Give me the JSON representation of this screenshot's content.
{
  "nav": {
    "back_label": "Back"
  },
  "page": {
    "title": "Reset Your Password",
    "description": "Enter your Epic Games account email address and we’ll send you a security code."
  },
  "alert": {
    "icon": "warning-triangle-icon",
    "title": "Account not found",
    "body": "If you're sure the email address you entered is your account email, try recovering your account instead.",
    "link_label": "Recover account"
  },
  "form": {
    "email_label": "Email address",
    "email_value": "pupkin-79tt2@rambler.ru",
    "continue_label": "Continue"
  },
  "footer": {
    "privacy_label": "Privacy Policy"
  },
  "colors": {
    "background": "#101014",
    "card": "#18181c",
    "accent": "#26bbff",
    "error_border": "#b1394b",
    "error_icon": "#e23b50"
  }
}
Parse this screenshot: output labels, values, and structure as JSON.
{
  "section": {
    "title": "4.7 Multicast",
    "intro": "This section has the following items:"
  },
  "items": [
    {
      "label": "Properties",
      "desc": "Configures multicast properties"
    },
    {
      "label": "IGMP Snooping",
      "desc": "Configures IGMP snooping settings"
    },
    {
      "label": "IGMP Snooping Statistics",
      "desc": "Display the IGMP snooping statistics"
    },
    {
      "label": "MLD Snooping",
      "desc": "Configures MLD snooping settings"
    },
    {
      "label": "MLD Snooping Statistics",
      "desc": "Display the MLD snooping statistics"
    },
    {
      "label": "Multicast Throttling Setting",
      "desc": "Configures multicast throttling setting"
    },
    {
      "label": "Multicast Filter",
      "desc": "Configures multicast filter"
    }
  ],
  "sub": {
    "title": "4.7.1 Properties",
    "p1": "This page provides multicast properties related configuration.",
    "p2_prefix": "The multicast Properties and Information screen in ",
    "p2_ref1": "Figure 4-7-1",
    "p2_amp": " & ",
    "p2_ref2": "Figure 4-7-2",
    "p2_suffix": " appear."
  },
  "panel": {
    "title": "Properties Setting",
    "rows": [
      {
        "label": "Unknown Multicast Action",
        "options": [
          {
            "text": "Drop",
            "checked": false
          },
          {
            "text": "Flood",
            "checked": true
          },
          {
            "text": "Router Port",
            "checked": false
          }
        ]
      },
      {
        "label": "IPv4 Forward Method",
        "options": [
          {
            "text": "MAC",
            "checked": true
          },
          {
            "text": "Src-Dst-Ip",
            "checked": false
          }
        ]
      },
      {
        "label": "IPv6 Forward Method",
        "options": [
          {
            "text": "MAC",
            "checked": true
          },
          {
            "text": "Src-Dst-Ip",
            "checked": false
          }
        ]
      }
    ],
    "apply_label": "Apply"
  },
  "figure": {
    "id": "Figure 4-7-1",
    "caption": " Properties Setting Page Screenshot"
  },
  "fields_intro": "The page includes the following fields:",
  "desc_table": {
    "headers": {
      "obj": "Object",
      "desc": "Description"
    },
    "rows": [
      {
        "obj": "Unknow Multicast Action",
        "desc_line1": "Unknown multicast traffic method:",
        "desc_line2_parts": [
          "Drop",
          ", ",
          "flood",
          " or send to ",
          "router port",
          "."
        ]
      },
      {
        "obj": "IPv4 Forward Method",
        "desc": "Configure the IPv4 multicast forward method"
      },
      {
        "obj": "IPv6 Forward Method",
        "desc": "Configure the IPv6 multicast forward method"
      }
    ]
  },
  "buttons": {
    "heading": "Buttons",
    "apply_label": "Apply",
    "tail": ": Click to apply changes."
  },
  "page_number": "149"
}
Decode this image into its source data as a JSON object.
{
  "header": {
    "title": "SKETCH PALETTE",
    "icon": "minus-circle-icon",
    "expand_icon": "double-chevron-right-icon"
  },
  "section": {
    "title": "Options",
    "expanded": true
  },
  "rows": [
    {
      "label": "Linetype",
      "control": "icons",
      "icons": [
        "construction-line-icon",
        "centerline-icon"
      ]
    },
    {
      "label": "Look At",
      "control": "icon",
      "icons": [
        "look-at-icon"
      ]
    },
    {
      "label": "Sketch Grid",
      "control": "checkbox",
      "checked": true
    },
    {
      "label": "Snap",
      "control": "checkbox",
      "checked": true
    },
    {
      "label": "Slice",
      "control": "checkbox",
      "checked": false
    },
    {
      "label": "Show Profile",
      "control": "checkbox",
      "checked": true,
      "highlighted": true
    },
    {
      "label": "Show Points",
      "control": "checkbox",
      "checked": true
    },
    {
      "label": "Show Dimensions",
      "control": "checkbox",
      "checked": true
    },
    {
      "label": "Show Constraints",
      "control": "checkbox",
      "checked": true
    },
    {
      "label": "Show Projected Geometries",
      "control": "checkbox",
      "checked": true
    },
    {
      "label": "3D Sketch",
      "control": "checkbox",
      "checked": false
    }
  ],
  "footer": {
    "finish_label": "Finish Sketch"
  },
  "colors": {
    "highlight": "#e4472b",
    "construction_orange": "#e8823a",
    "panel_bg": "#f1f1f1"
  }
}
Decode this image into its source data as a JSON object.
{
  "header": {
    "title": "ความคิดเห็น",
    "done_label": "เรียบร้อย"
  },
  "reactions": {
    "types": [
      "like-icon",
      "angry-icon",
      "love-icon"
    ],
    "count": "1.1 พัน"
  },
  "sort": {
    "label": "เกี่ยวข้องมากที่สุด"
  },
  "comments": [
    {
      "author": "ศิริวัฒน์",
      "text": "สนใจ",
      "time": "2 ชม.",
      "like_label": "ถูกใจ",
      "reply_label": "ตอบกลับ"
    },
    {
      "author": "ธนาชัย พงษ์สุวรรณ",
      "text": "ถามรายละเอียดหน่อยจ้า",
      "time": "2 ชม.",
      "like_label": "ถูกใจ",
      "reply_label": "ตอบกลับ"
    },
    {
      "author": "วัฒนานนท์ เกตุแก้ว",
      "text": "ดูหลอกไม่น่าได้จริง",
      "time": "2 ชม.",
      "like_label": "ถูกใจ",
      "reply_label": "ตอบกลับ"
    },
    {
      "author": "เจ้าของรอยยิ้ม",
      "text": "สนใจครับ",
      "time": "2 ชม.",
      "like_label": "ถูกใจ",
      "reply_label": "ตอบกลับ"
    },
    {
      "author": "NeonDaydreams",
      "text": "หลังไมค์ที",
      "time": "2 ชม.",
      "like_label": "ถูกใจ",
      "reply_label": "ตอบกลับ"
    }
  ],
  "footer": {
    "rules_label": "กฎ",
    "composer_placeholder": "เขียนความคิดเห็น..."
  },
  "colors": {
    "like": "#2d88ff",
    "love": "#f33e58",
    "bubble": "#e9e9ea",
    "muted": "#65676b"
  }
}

# Direction
Say how many lines in the records contain the string "Display", and say nothing else.

# Answer to this problem
2